* Extracted material:

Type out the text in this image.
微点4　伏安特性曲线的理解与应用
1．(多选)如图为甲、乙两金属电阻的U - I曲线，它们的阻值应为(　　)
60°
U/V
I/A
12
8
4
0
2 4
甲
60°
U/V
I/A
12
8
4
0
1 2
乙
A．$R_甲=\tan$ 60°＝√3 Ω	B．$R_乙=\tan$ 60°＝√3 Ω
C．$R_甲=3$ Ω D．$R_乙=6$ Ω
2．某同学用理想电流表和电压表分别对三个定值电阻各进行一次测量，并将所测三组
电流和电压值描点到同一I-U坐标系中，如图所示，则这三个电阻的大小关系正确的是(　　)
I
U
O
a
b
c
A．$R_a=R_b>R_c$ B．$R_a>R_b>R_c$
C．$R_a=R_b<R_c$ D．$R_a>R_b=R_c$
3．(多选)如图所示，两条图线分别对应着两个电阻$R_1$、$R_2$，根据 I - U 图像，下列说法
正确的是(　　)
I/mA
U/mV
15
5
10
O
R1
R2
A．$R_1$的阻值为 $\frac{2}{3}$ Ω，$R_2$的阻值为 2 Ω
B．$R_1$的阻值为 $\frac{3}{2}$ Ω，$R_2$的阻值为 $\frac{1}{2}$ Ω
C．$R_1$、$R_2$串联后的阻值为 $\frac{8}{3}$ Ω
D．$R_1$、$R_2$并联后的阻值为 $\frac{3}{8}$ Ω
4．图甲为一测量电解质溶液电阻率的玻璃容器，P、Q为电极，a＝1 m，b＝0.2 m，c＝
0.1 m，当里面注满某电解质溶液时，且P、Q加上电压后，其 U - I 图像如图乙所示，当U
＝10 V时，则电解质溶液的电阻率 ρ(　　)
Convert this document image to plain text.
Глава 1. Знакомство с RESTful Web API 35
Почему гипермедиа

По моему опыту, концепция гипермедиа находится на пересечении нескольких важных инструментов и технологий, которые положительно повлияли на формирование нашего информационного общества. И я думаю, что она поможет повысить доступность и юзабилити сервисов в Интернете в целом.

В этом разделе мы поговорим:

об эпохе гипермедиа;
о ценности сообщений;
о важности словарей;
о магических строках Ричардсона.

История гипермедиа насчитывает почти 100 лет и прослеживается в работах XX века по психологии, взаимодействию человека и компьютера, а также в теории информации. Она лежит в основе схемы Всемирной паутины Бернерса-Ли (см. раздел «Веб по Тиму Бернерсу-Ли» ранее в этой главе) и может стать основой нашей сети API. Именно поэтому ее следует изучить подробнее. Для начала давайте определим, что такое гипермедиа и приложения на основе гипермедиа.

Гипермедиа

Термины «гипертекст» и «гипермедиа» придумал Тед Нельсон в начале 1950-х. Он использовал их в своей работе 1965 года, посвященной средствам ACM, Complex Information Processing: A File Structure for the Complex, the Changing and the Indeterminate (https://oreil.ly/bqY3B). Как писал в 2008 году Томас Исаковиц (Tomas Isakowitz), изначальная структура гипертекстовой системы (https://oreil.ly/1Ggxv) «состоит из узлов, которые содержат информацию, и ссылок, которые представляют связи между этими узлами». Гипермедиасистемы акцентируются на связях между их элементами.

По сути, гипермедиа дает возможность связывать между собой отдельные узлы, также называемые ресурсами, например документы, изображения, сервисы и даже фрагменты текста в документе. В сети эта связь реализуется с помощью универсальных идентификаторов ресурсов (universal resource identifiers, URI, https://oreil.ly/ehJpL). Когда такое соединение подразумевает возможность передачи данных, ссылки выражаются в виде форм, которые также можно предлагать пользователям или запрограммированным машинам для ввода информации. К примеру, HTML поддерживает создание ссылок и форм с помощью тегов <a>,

* Exercise: Reproduce all data above, unchanged.

* Expected answer:
Type out the text in this image.
微点4　伏安特性曲线的理解与应用
1．(多选)如图为甲、乙两金属电阻的U - I曲线，它们的阻值应为(　　)
60°
U/V
I/A
12
8
4
0
2 4
甲
60°
U/V
I/A
12
8
4
0
1 2
乙
A．$R_甲=\tan$ 60°＝√3 Ω	B．$R_乙=\tan$ 60°＝√3 Ω
C．$R_甲=3$ Ω D．$R_乙=6$ Ω
2．某同学用理想电流表和电压表分别对三个定值电阻各进行一次测量，并将所测三组
电流和电压值描点到同一I-U坐标系中，如图所示，则这三个电阻的大小关系正确的是(　　)
I
U
O
a
b
c
A．$R_a=R_b>R_c$ B．$R_a>R_b>R_c$
C．$R_a=R_b<R_c$ D．$R_a>R_b=R_c$
3．(多选)如图所示，两条图线分别对应着两个电阻$R_1$、$R_2$，根据 I - U 图像，下列说法
正确的是(　　)
I/mA
U/mV
15
5
10
O
R1
R2
A．$R_1$的阻值为 $\frac{2}{3}$ Ω，$R_2$的阻值为 2 Ω
B．$R_1$的阻值为 $\frac{3}{2}$ Ω，$R_2$的阻值为 $\frac{1}{2}$ Ω
C．$R_1$、$R_2$串联后的阻值为 $\frac{8}{3}$ Ω
D．$R_1$、$R_2$并联后的阻值为 $\frac{3}{8}$ Ω
4．图甲为一测量电解质溶液电阻率的玻璃容器，P、Q为电极，a＝1 m，b＝0.2 m，c＝
0.1 m，当里面注满某电解质溶液时，且P、Q加上电压后，其 U - I 图像如图乙所示，当U
＝10 V时，则电解质溶液的电阻率 ρ(　　)
Convert this document image to plain text.
Глава 1. Знакомство с RESTful Web API 35
Почему гипермедиа

По моему опыту, концепция гипермедиа находится на пересечении нескольких важных инструментов и технологий, которые положительно повлияли на формирование нашего информационного общества. И я думаю, что она поможет повысить доступность и юзабилити сервисов в Интернете в целом.

В этом разделе мы поговорим:

об эпохе гипермедиа;
о ценности сообщений;
о важности словарей;
о магических строках Ричардсона.

История гипермедиа насчитывает почти 100 лет и прослеживается в работах XX века по психологии, взаимодействию человека и компьютера, а также в теории информации. Она лежит в основе схемы Всемирной паутины Бернерса-Ли (см. раздел «Веб по Тиму Бернерсу-Ли» ранее в этой главе) и может стать основой нашей сети API. Именно поэтому ее следует изучить подробнее. Для начала давайте определим, что такое гипермедиа и приложения на основе гипермедиа.

Гипермедиа

Термины «гипертекст» и «гипермедиа» придумал Тед Нельсон в начале 1950-х. Он использовал их в своей работе 1965 года, посвященной средствам ACM, Complex Information Processing: A File Structure for the Complex, the Changing and the Indeterminate (https://oreil.ly/bqY3B). Как писал в 2008 году Томас Исаковиц (Tomas Isakowitz), изначальная структура гипертекстовой системы (https://oreil.ly/1Ggxv) «состоит из узлов, которые содержат информацию, и ссылок, которые представляют связи между этими узлами». Гипермедиасистемы акцентируются на связях между их элементами.

По сути, гипермедиа дает возможность связывать между собой отдельные узлы, также называемые ресурсами, например документы, изображения, сервисы и даже фрагменты текста в документе. В сети эта связь реализуется с помощью универсальных идентификаторов ресурсов (universal resource identifiers, URI, https://oreil.ly/ehJpL). Когда такое соединение подразумевает возможность передачи данных, ссылки выражаются в виде форм, которые также можно предлагать пользователям или запрограммированным машинам для ввода информации. К примеру, HTML поддерживает создание ссылок и форм с помощью тегов <a>,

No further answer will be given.